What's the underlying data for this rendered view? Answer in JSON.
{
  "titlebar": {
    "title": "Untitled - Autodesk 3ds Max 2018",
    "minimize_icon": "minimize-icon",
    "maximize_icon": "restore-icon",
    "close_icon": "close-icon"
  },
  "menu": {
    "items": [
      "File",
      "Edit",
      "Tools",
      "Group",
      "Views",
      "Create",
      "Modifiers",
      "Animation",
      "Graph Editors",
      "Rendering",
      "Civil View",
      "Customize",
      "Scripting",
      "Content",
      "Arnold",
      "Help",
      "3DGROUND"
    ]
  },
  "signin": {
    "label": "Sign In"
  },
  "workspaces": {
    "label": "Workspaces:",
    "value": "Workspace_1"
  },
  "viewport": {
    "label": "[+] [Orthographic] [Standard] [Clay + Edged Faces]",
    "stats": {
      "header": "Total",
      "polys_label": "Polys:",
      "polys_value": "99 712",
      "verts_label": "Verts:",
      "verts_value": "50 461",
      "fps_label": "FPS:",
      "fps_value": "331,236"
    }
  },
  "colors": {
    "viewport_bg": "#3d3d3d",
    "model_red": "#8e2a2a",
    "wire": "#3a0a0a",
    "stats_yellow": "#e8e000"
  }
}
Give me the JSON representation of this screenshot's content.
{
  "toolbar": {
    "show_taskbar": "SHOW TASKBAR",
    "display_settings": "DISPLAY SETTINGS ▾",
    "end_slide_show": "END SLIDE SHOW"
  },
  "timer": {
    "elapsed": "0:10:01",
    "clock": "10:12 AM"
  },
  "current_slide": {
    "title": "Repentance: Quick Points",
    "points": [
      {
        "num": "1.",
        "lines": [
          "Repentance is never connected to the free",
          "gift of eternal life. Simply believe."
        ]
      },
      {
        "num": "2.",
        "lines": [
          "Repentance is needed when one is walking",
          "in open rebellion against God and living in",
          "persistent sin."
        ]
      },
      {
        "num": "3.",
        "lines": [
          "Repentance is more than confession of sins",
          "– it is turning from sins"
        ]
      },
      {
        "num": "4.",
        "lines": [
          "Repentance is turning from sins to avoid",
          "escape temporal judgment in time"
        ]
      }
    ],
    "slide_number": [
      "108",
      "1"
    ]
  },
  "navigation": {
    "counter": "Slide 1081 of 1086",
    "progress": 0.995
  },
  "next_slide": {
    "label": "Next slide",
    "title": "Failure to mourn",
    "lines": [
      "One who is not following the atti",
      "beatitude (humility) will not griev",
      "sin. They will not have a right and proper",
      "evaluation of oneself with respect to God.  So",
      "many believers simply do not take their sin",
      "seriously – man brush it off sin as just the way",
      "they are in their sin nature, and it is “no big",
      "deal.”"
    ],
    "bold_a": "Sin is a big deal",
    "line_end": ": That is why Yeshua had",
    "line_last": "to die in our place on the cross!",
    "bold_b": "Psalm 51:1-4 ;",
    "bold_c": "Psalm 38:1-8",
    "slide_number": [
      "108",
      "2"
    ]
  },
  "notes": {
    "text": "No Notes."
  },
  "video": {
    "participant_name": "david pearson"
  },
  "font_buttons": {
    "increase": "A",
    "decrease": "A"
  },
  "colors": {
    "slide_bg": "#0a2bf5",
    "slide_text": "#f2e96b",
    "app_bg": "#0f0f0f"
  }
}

§ EXERCISE BRIEF: Copy all of the material word for word.

§ EXERCISE RESPONSE:
What's the underlying data for this rendered view? Answer in JSON.
{
  "titlebar": {
    "title": "Untitled - Autodesk 3ds Max 2018",
    "minimize_icon": "minimize-icon",
    "maximize_icon": "restore-icon",
    "close_icon": "close-icon"
  },
  "menu": {
    "items": [
      "File",
      "Edit",
      "Tools",
      "Group",
      "Views",
      "Create",
      "Modifiers",
      "Animation",
      "Graph Editors",
      "Rendering",
      "Civil View",
      "Customize",
      "Scripting",
      "Content",
      "Arnold",
      "Help",
      "3DGROUND"
    ]
  },
  "signin": {
    "label": "Sign In"
  },
  "workspaces": {
    "label": "Workspaces:",
    "value": "Workspace_1"
  },
  "viewport": {
    "label": "[+] [Orthographic] [Standard] [Clay + Edged Faces]",
    "stats": {
      "header": "Total",
      "polys_label": "Polys:",
      "polys_value": "99 712",
      "verts_label": "Verts:",
      "verts_value": "50 461",
      "fps_label": "FPS:",
      "fps_value": "331,236"
    }
  },
  "colors": {
    "viewport_bg": "#3d3d3d",
    "model_red": "#8e2a2a",
    "wire": "#3a0a0a",
    "stats_yellow": "#e8e000"
  }
}
Give me the JSON representation of this screenshot's content.
{
  "toolbar": {
    "show_taskbar": "SHOW TASKBAR",
    "display_settings": "DISPLAY SETTINGS ▾",
    "end_slide_show": "END SLIDE SHOW"
  },
  "timer": {
    "elapsed": "0:10:01",
    "clock": "10:12 AM"
  },
  "current_slide": {
    "title": "Repentance: Quick Points",
    "points": [
      {
        "num": "1.",
        "lines": [
          "Repentance is never connected to the free",
          "gift of eternal life. Simply believe."
        ]
      },
      {
        "num": "2.",
        "lines": [
          "Repentance is needed when one is walking",
          "in open rebellion against God and living in",
          "persistent sin."
        ]
      },
      {
        "num": "3.",
        "lines": [
          "Repentance is more than confession of sins",
          "– it is turning from sins"
        ]
      },
      {
        "num": "4.",
        "lines": [
          "Repentance is turning from sins to avoid",
          "escape temporal judgment in time"
        ]
      }
    ],
    "slide_number": [
      "108",
      "1"
    ]
  },
  "navigation": {
    "counter": "Slide 1081 of 1086",
    "progress": 0.995
  },
  "next_slide": {
    "label": "Next slide",
    "title": "Failure to mourn",
    "lines": [
      "One who is not following the atti",
      "beatitude (humility) will not griev",
      "sin. They will not have a right and proper",
      "evaluation of oneself with respect to God.  So",
      "many believers simply do not take their sin",
      "seriously – man brush it off sin as just the way",
      "they are in their sin nature, and it is “no big",
      "deal.”"
    ],
    "bold_a": "Sin is a big deal",
    "line_end": ": That is why Yeshua had",
    "line_last": "to die in our place on the cross!",
    "bold_b": "Psalm 51:1-4 ;",
    "bold_c": "Psalm 38:1-8",
    "slide_number": [
      "108",
      "2"
    ]
  },
  "notes": {
    "text": "No Notes."
  },
  "video": {
    "participant_name": "david pearson"
  },
  "font_buttons": {
    "increase": "A",
    "decrease": "A"
  },
  "colors": {
    "slide_bg": "#0a2bf5",
    "slide_text": "#f2e96b",
    "app_bg": "#0f0f0f"
  }
}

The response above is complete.